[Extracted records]
_ _ _

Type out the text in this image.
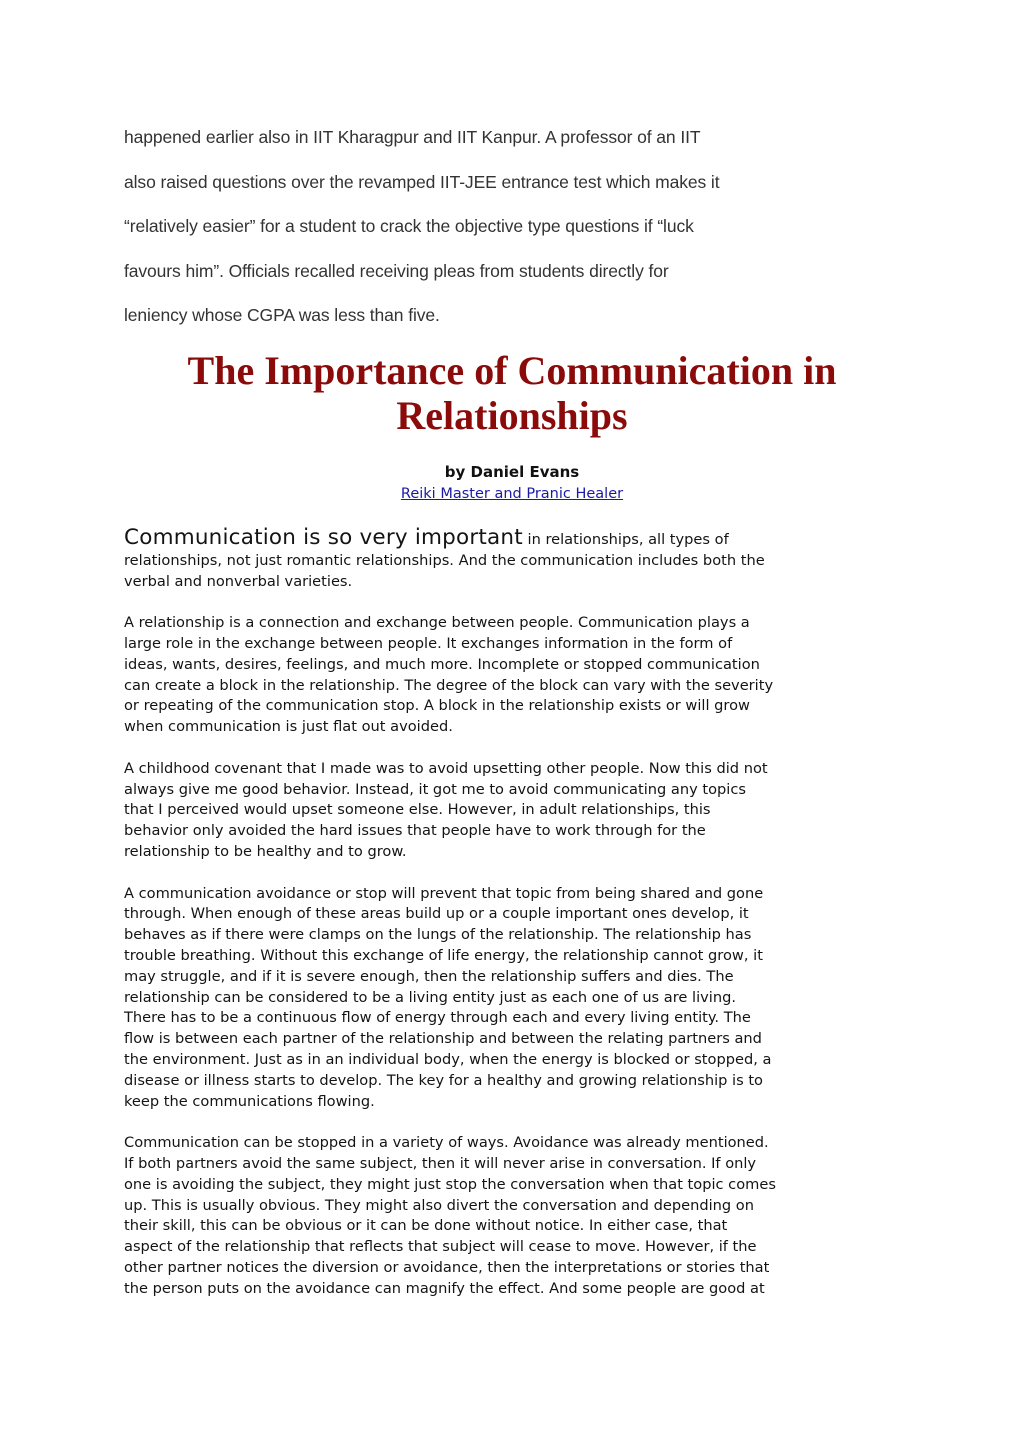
happened earlier also in IIT Kharagpur and IIT Kanpur. A professor of an IIT
also raised questions over the revamped IIT-JEE entrance test which makes it
“relatively easier” for a student to crack the objective type questions if “luck
favours him”. Officials recalled receiving pleas from students directly for
leniency whose CGPA was less than five.
The Importance of Communication in
Relationships
by Daniel Evans
Reiki Master and Pranic Healer

Communication is so very important in relationships, all types of
relationships, not just romantic relationships. And the communication includes both the
verbal and nonverbal varieties.

A relationship is a connection and exchange between people. Communication plays a
large role in the exchange between people. It exchanges information in the form of
ideas, wants, desires, feelings, and much more. Incomplete or stopped communication
can create a block in the relationship. The degree of the block can vary with the severity
or repeating of the communication stop. A block in the relationship exists or will grow
when communication is just flat out avoided.

A childhood covenant that I made was to avoid upsetting other people. Now this did not
always give me good behavior. Instead, it got me to avoid communicating any topics
that I perceived would upset someone else. However, in adult relationships, this
behavior only avoided the hard issues that people have to work through for the
relationship to be healthy and to grow.

A communication avoidance or stop will prevent that topic from being shared and gone
through. When enough of these areas build up or a couple important ones develop, it
behaves as if there were clamps on the lungs of the relationship. The relationship has
trouble breathing. Without this exchange of life energy, the relationship cannot grow, it
may struggle, and if it is severe enough, then the relationship suffers and dies. The
relationship can be considered to be a living entity just as each one of us are living.
There has to be a continuous flow of energy through each and every living entity. The
flow is between each partner of the relationship and between the relating partners and
the environment. Just as in an individual body, when the energy is blocked or stopped, a
disease or illness starts to develop. The key for a healthy and growing relationship is to
keep the communications flowing.

Communication can be stopped in a variety of ways. Avoidance was already mentioned.
If both partners avoid the same subject, then it will never arise in conversation. If only
one is avoiding the subject, they might just stop the conversation when that topic comes
up. This is usually obvious. They might also divert the conversation and depending on
their skill, this can be obvious or it can be done without notice. In either case, that
aspect of the relationship that reflects that subject will cease to move. However, if the
other partner notices the diversion or avoidance, then the interpretations or stories that
the person puts on the avoidance can magnify the effect. And some people are good at
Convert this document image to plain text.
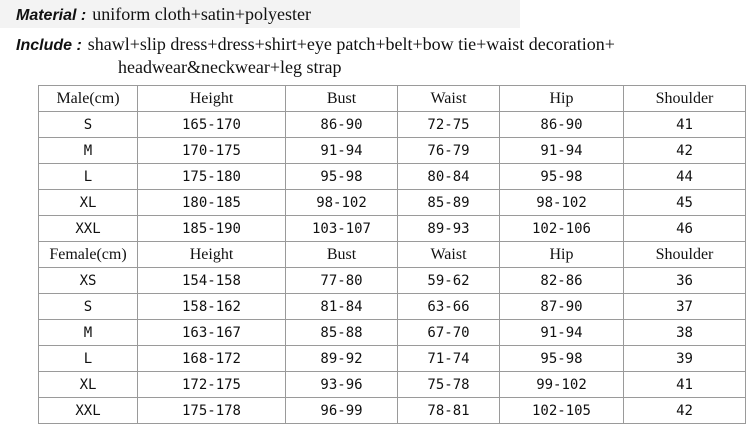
Material : uniform cloth+satin+polyester
Include : shawl+slip dress+dress+shirt+eye patch+belt+bow tie+waist decoration+
headwear&neckwear+leg strap
Male(cm)	Height	Bust	Waist	Hip	Shoulder
S	165-170	86-90	72-75	86-90	41
M	170-175	91-94	76-79	91-94	42
L	175-180	95-98	80-84	95-98	44
XL	180-185	98-102	85-89	98-102	45
XXL	185-190	103-107	89-93	102-106	46
Female(cm)	Height	Bust	Waist	Hip	Shoulder
XS	154-158	77-80	59-62	82-86	36
S	158-162	81-84	63-66	87-90	37
M	163-167	85-88	67-70	91-94	38
L	168-172	89-92	71-74	95-98	39
XL	172-175	93-96	75-78	99-102	41
XXL	175-178	96-99	78-81	102-105	42
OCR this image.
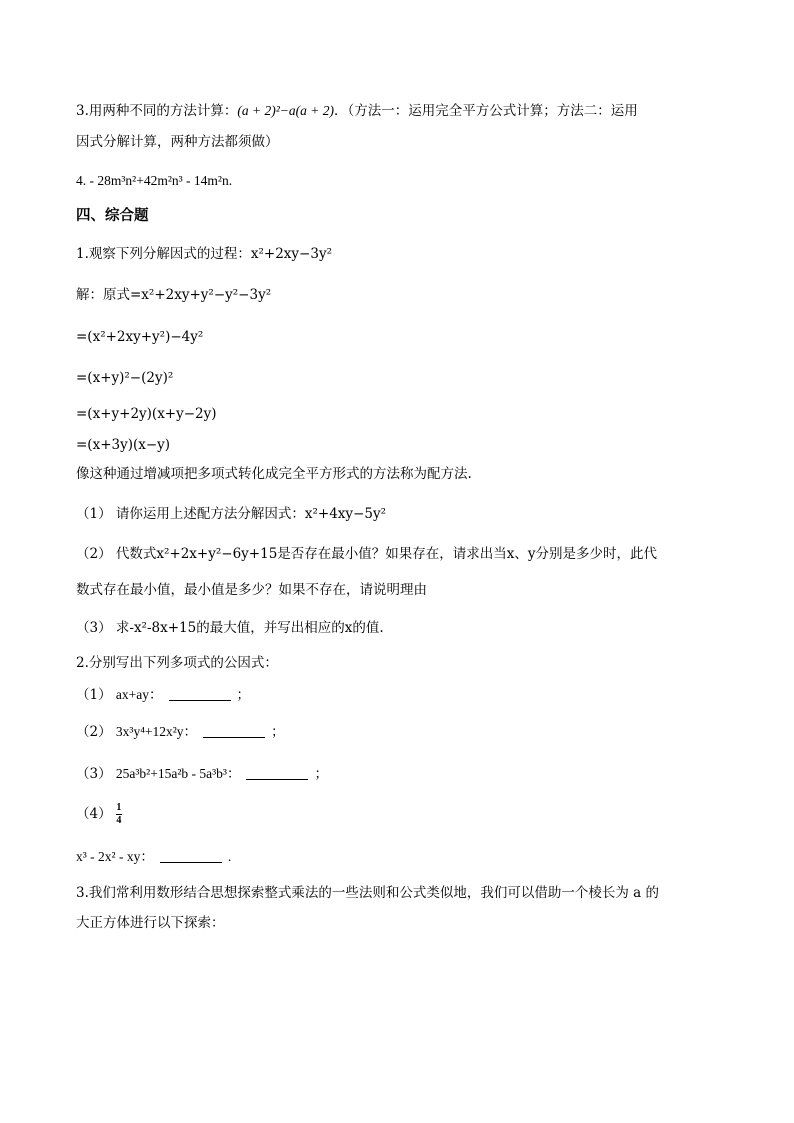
3.用两种不同的方法计算：(a + 2)²−a(a + 2)．（方法一：运用完全平方公式计算；方法二：运用
因式分解计算，两种方法都须做）
4. - 28m³n²+42m²n³ - 14m²n.
四、综合题
1.观察下列分解因式的过程：x²+2xy−3y²
解：原式=x²+2xy+y²−y²−3y²
=(x²+2xy+y²)−4y²
=(x+y)²−(2y)²
=(x+y+2y)(x+y−2y)
=(x+3y)(x−y)
像这种通过增减项把多项式转化成完全平方形式的方法称为配方法.
（1） 请你运用上述配方法分解因式：x²+4xy−5y²
（2） 代数式x²+2x+y²−6y+15是否存在最小值？如果存在，请求出当x、y分别是多少时，此代
数式存在最小值，最小值是多少？如果不存在，请说明理由
（3） 求-x²-8x+15的最大值，并写出相应的x的值.
2.分别写出下列多项式的公因式：
（1） ax+ay：	；
（2） 3x³y⁴+12x²y：	；
（3） 25a³b²+15a²b - 5a³b³：	；
$(4) \frac{1}{4}$
x³ - 2x² - xy：	.
3.我们常利用数形结合思想探索整式乘法的一些法则和公式类似地，我们可以借助一个棱长为 a 的
大正方体进行以下探索：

_ _ _

- _Goal_:
Locate the word "important" in the data above. Copy every line carrying it.

- _Result for this task_:
Communication is so very important in relationships, all types of
through. When enough of these areas build up or a couple important ones develop, it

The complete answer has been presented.